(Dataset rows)
....................
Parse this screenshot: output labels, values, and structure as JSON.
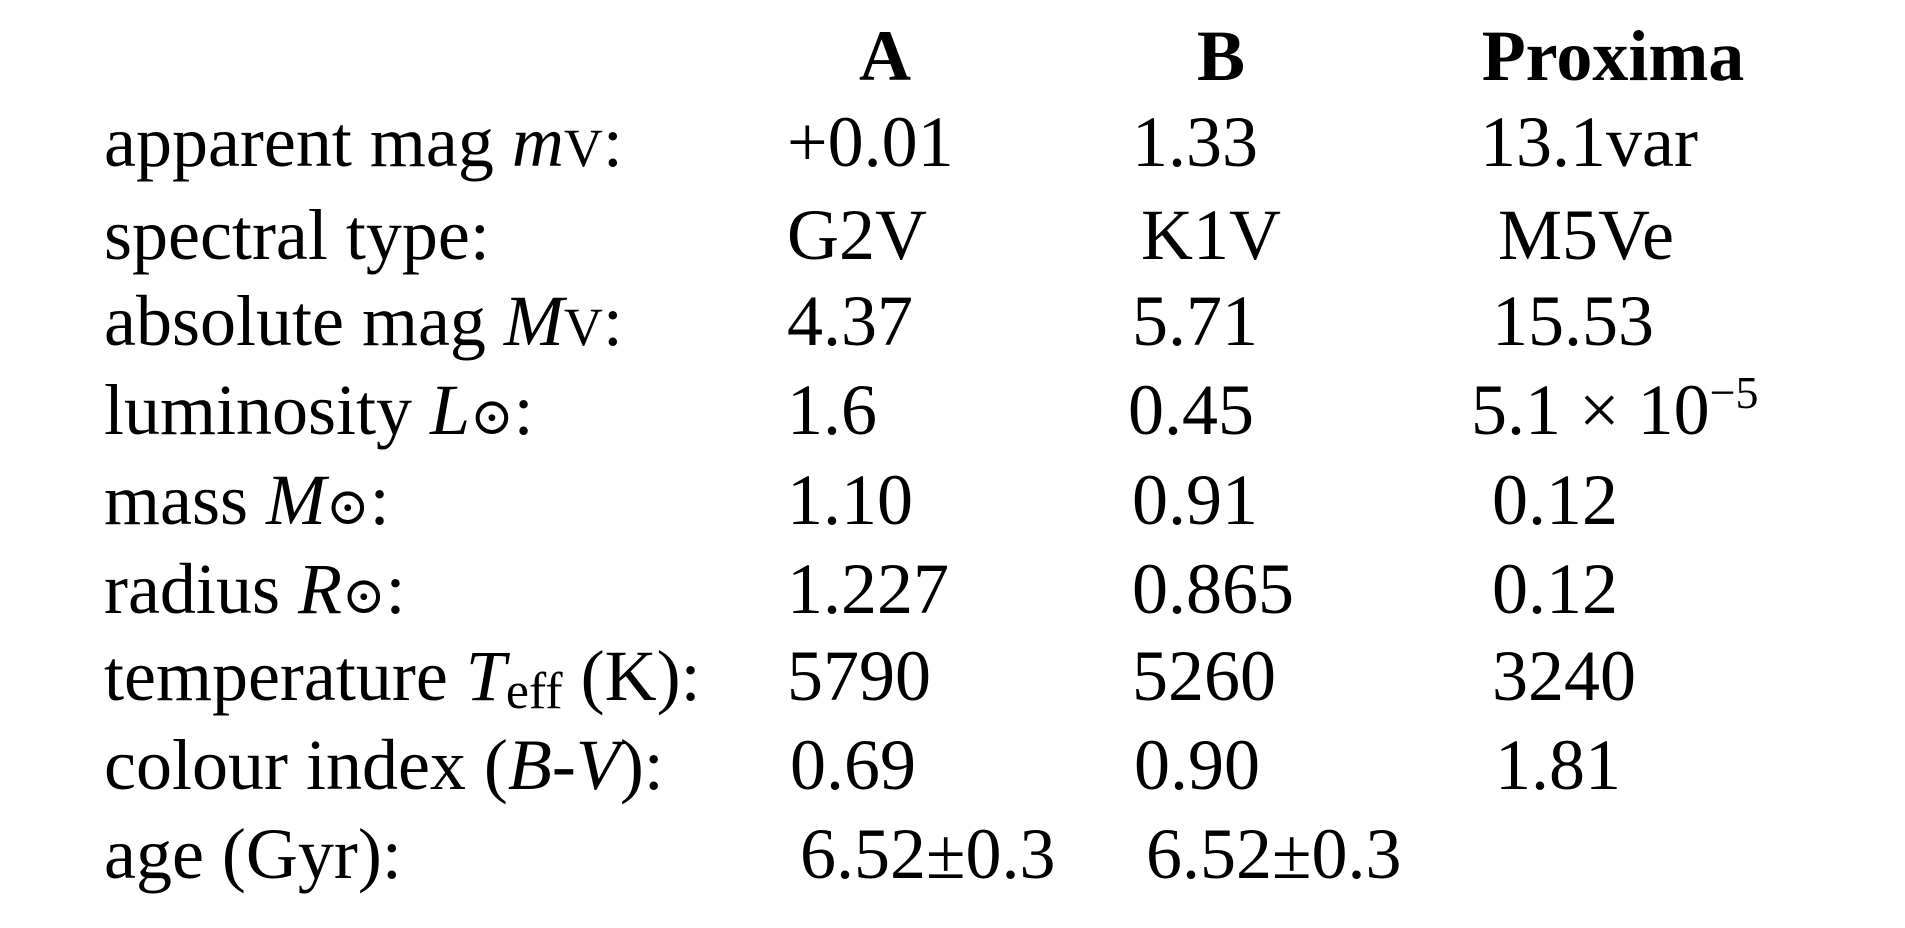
{
  "table": {
    "columns": [
      "A",
      "B",
      "Proxima"
    ],
    "rows": [
      {
        "label": [
          "apparent mag ",
          "m",
          "V",
          ":"
        ],
        "values": [
          [
            "+0.01"
          ],
          [
            "1.33"
          ],
          [
            "13.1var"
          ]
        ]
      },
      {
        "label": [
          "spectral type:"
        ],
        "values": [
          [
            "G2V"
          ],
          [
            "K1V"
          ],
          [
            "M5Ve"
          ]
        ]
      },
      {
        "label": [
          "absolute mag ",
          "M",
          "V",
          ":"
        ],
        "values": [
          [
            "4.37"
          ],
          [
            "5.71"
          ],
          [
            "15.53"
          ]
        ]
      },
      {
        "label": [
          "luminosity ",
          "L",
          "⊙",
          ":"
        ],
        "values": [
          [
            "1.6"
          ],
          [
            "0.45"
          ],
          [
            "5.1 × 10",
            "−5"
          ]
        ]
      },
      {
        "label": [
          "mass ",
          "M",
          "⊙",
          ":"
        ],
        "values": [
          [
            "1.10"
          ],
          [
            "0.91"
          ],
          [
            "0.12"
          ]
        ]
      },
      {
        "label": [
          "radius ",
          "R",
          "⊙",
          ":"
        ],
        "values": [
          [
            "1.227"
          ],
          [
            "0.865"
          ],
          [
            "0.12"
          ]
        ]
      },
      {
        "label": [
          "temperature ",
          "T",
          "eff",
          " (K):"
        ],
        "values": [
          [
            "5790"
          ],
          [
            "5260"
          ],
          [
            "3240"
          ]
        ]
      },
      {
        "label": [
          "colour index (",
          "B",
          "-",
          "V",
          "):"
        ],
        "values": [
          [
            "0.69"
          ],
          [
            "0.90"
          ],
          [
            "1.81"
          ]
        ]
      },
      {
        "label": [
          "age  (Gyr):"
        ],
        "values": [
          [
            "6.52±0.3"
          ],
          [
            "6.52±0.3"
          ]
        ]
      }
    ]
  }
}
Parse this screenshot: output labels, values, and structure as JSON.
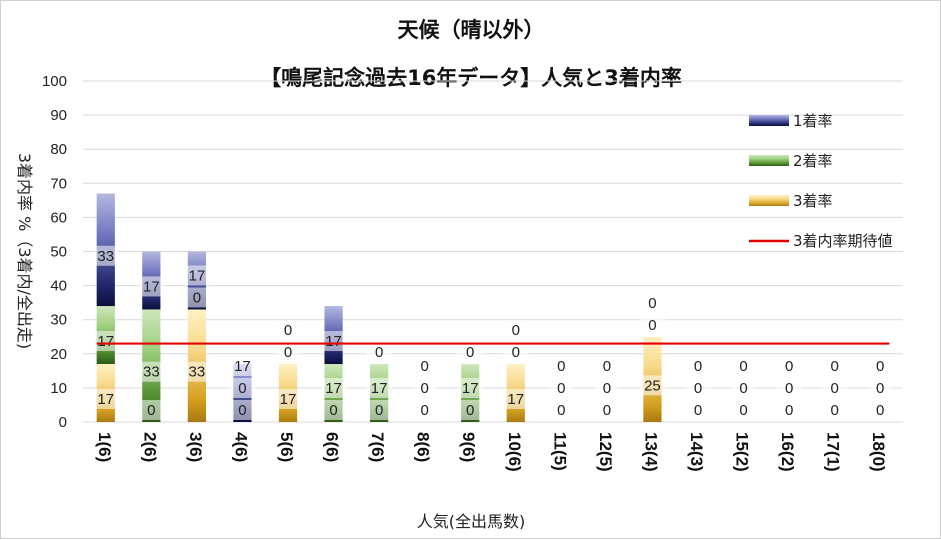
{
  "chart_data": {
    "type": "bar",
    "stacked": true,
    "title": "天候（晴以外）",
    "subtitle": "【鳴尾記念過去16年データ】人気と3着内率",
    "xlabel": "人気(全出馬数)",
    "ylabel": "3着内率 %（3着内/全出走)",
    "ylim": [
      0,
      100
    ],
    "yticks": [
      0,
      10,
      20,
      30,
      40,
      50,
      60,
      70,
      80,
      90,
      100
    ],
    "grid": true,
    "legend_position": "right",
    "categories": [
      "1(6)",
      "2(6)",
      "3(6)",
      "4(6)",
      "5(6)",
      "6(6)",
      "7(6)",
      "8(6)",
      "9(6)",
      "10(6)",
      "11(5)",
      "12(5)",
      "13(4)",
      "14(3)",
      "15(2)",
      "16(2)",
      "17(1)",
      "18(0)"
    ],
    "series": [
      {
        "name": "3着率",
        "color": "#d4a020",
        "values": [
          17,
          0,
          33,
          0,
          17,
          0,
          0,
          0,
          0,
          17,
          0,
          0,
          25,
          0,
          0,
          0,
          0,
          0
        ]
      },
      {
        "name": "2着率",
        "color": "#4e8a2e",
        "values": [
          17,
          33,
          0,
          0,
          0,
          17,
          17,
          0,
          17,
          0,
          0,
          0,
          0,
          0,
          0,
          0,
          0,
          0
        ]
      },
      {
        "name": "1着率",
        "color": "#23296e",
        "values": [
          33,
          17,
          17,
          17,
          0,
          17,
          0,
          0,
          0,
          0,
          0,
          0,
          0,
          0,
          0,
          0,
          0,
          0
        ]
      }
    ],
    "reference_line": {
      "name": "3着内率期待値",
      "color": "#e00000",
      "value": 23
    }
  },
  "legend": [
    {
      "label": "1着率",
      "icon": "gradient-bar-icon",
      "color": "#23296e"
    },
    {
      "label": "2着率",
      "icon": "gradient-bar-icon",
      "color": "#4e8a2e"
    },
    {
      "label": "3着率",
      "icon": "gradient-bar-icon",
      "color": "#d4a020"
    },
    {
      "label": "3着内率期待値",
      "icon": "line-icon",
      "color": "#e00000"
    }
  ]
}
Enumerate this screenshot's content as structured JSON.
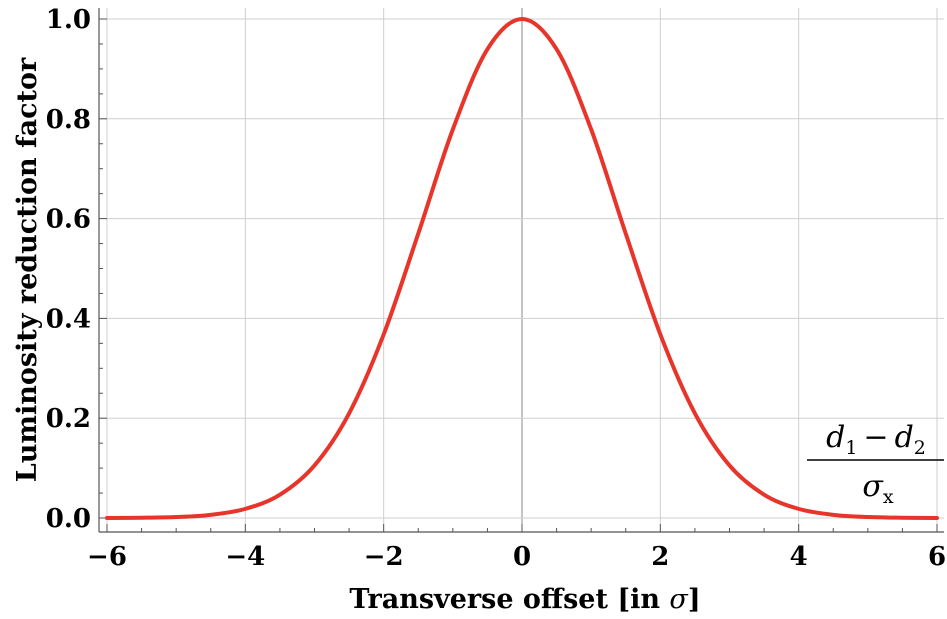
{
  "chart_data": {
    "type": "line",
    "xlabel_prefix": "Transverse offset [in ",
    "xlabel_symbol": "σ",
    "xlabel_suffix": "]",
    "ylabel": "Luminosity reduction factor",
    "xlim": [
      -6,
      6
    ],
    "ylim": [
      0,
      1
    ],
    "x_ticks": [
      -6,
      -4,
      -2,
      0,
      2,
      4,
      6
    ],
    "x_tick_labels": [
      "−6",
      "−4",
      "−2",
      "0",
      "2",
      "4",
      "6"
    ],
    "y_ticks": [
      0,
      0.2,
      0.4,
      0.6,
      0.8,
      1.0
    ],
    "y_tick_labels": [
      "0.0",
      "0.2",
      "0.4",
      "0.6",
      "0.8",
      "1.0"
    ],
    "grid": true,
    "series": [
      {
        "color": "#e8352b",
        "x": [
          -6,
          -5.5,
          -5,
          -4.5,
          -4,
          -3.5,
          -3,
          -2.5,
          -2,
          -1.5,
          -1,
          -0.5,
          0,
          0.5,
          1,
          1.5,
          2,
          2.5,
          3,
          3.5,
          4,
          4.5,
          5,
          5.5,
          6
        ],
        "y": [
          0.0001,
          0.0005,
          0.0019,
          0.0063,
          0.0183,
          0.0468,
          0.1054,
          0.2096,
          0.3679,
          0.5698,
          0.7788,
          0.9394,
          1.0,
          0.9394,
          0.7788,
          0.5698,
          0.3679,
          0.2096,
          0.1054,
          0.0468,
          0.0183,
          0.0063,
          0.0019,
          0.0005,
          0.0001
        ]
      }
    ],
    "annotation": {
      "numerator_a": "d",
      "numerator_a_sub": "1",
      "minus": "−",
      "numerator_b": "d",
      "numerator_b_sub": "2",
      "denominator": "σ",
      "denominator_sub": "x"
    }
  }
}
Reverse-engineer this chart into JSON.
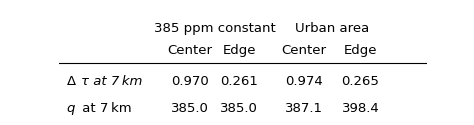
....................
# WRITTEN REQUEST
Make an exact copy of the whole listing, but don't bring over any pictures.

# RESULT OF THIS TASK
Parse this screenshot: output labels, values, and structure as JSON.
{
  "table": {
    "columns": [
      "A",
      "B",
      "Proxima"
    ],
    "rows": [
      {
        "label": [
          "apparent mag ",
          "m",
          "V",
          ":"
        ],
        "values": [
          [
            "+0.01"
          ],
          [
            "1.33"
          ],
          [
            "13.1var"
          ]
        ]
      },
      {
        "label": [
          "spectral type:"
        ],
        "values": [
          [
            "G2V"
          ],
          [
            "K1V"
          ],
          [
            "M5Ve"
          ]
        ]
      },
      {
        "label": [
          "absolute mag ",
          "M",
          "V",
          ":"
        ],
        "values": [
          [
            "4.37"
          ],
          [
            "5.71"
          ],
          [
            "15.53"
          ]
        ]
      },
      {
        "label": [
          "luminosity ",
          "L",
          "⊙",
          ":"
        ],
        "values": [
          [
            "1.6"
          ],
          [
            "0.45"
          ],
          [
            "5.1 × 10",
            "−5"
          ]
        ]
      },
      {
        "label": [
          "mass ",
          "M",
          "⊙",
          ":"
        ],
        "values": [
          [
            "1.10"
          ],
          [
            "0.91"
          ],
          [
            "0.12"
          ]
        ]
      },
      {
        "label": [
          "radius ",
          "R",
          "⊙",
          ":"
        ],
        "values": [
          [
            "1.227"
          ],
          [
            "0.865"
          ],
          [
            "0.12"
          ]
        ]
      },
      {
        "label": [
          "temperature ",
          "T",
          "eff",
          " (K):"
        ],
        "values": [
          [
            "5790"
          ],
          [
            "5260"
          ],
          [
            "3240"
          ]
        ]
      },
      {
        "label": [
          "colour index (",
          "B",
          "-",
          "V",
          "):"
        ],
        "values": [
          [
            "0.69"
          ],
          [
            "0.90"
          ],
          [
            "1.81"
          ]
        ]
      },
      {
        "label": [
          "age  (Gyr):"
        ],
        "values": [
          [
            "6.52±0.3"
          ],
          [
            "6.52±0.3"
          ]
        ]
      }
    ]
  }
}
Parse this screenshot: output labels, values, and structure as JSON.
{
  "chart_data": {
    "type": "bar",
    "stacked": true,
    "title": "天候（晴以外）",
    "subtitle": "【鳴尾記念過去16年データ】人気と3着内率",
    "xlabel": "人気(全出馬数)",
    "ylabel": "3着内率 %（3着内/全出走)",
    "ylim": [
      0,
      100
    ],
    "yticks": [
      0,
      10,
      20,
      30,
      40,
      50,
      60,
      70,
      80,
      90,
      100
    ],
    "grid": true,
    "legend_position": "right",
    "categories": [
      "1(6)",
      "2(6)",
      "3(6)",
      "4(6)",
      "5(6)",
      "6(6)",
      "7(6)",
      "8(6)",
      "9(6)",
      "10(6)",
      "11(5)",
      "12(5)",
      "13(4)",
      "14(3)",
      "15(2)",
      "16(2)",
      "17(1)",
      "18(0)"
    ],
    "series": [
      {
        "name": "3着率",
        "color": "#d4a020",
        "values": [
          17,
          0,
          33,
          0,
          17,
          0,
          0,
          0,
          0,
          17,
          0,
          0,
          25,
          0,
          0,
          0,
          0,
          0
        ]
      },
      {
        "name": "2着率",
        "color": "#4e8a2e",
        "values": [
          17,
          33,
          0,
          0,
          0,
          17,
          17,
          0,
          17,
          0,
          0,
          0,
          0,
          0,
          0,
          0,
          0,
          0
        ]
      },
      {
        "name": "1着率",
        "color": "#23296e",
        "values": [
          33,
          17,
          17,
          17,
          0,
          17,
          0,
          0,
          0,
          0,
          0,
          0,
          0,
          0,
          0,
          0,
          0,
          0
        ]
      }
    ],
    "reference_line": {
      "name": "3着内率期待値",
      "color": "#e00000",
      "value": 23
    }
  },
  "legend": [
    {
      "label": "1着率",
      "icon": "gradient-bar-icon",
      "color": "#23296e"
    },
    {
      "label": "2着率",
      "icon": "gradient-bar-icon",
      "color": "#4e8a2e"
    },
    {
      "label": "3着率",
      "icon": "gradient-bar-icon",
      "color": "#d4a020"
    },
    {
      "label": "3着内率期待値",
      "icon": "line-icon",
      "color": "#e00000"
    }
  ]
}
Enumerate this screenshot's content as structured JSON.
{
  "chart_data": {
    "type": "line",
    "xlabel_prefix": "Transverse offset [in ",
    "xlabel_symbol": "σ",
    "xlabel_suffix": "]",
    "ylabel": "Luminosity reduction factor",
    "xlim": [
      -6,
      6
    ],
    "ylim": [
      0,
      1
    ],
    "x_ticks": [
      -6,
      -4,
      -2,
      0,
      2,
      4,
      6
    ],
    "x_tick_labels": [
      "−6",
      "−4",
      "−2",
      "0",
      "2",
      "4",
      "6"
    ],
    "y_ticks": [
      0,
      0.2,
      0.4,
      0.6,
      0.8,
      1.0
    ],
    "y_tick_labels": [
      "0.0",
      "0.2",
      "0.4",
      "0.6",
      "0.8",
      "1.0"
    ],
    "grid": true,
    "series": [
      {
        "color": "#e8352b",
        "x": [
          -6,
          -5.5,
          -5,
          -4.5,
          -4,
          -3.5,
          -3,
          -2.5,
          -2,
          -1.5,
          -1,
          -0.5,
          0,
          0.5,
          1,
          1.5,
          2,
          2.5,
          3,
          3.5,
          4,
          4.5,
          5,
          5.5,
          6
        ],
        "y": [
          0.0001,
          0.0005,
          0.0019,
          0.0063,
          0.0183,
          0.0468,
          0.1054,
          0.2096,
          0.3679,
          0.5698,
          0.7788,
          0.9394,
          1.0,
          0.9394,
          0.7788,
          0.5698,
          0.3679,
          0.2096,
          0.1054,
          0.0468,
          0.0183,
          0.0063,
          0.0019,
          0.0005,
          0.0001
        ]
      }
    ],
    "annotation": {
      "numerator_a": "d",
      "numerator_a_sub": "1",
      "minus": "−",
      "numerator_b": "d",
      "numerator_b_sub": "2",
      "denominator": "σ",
      "denominator_sub": "x"
    }
  }
}
Reverse-engineer this chart into JSON.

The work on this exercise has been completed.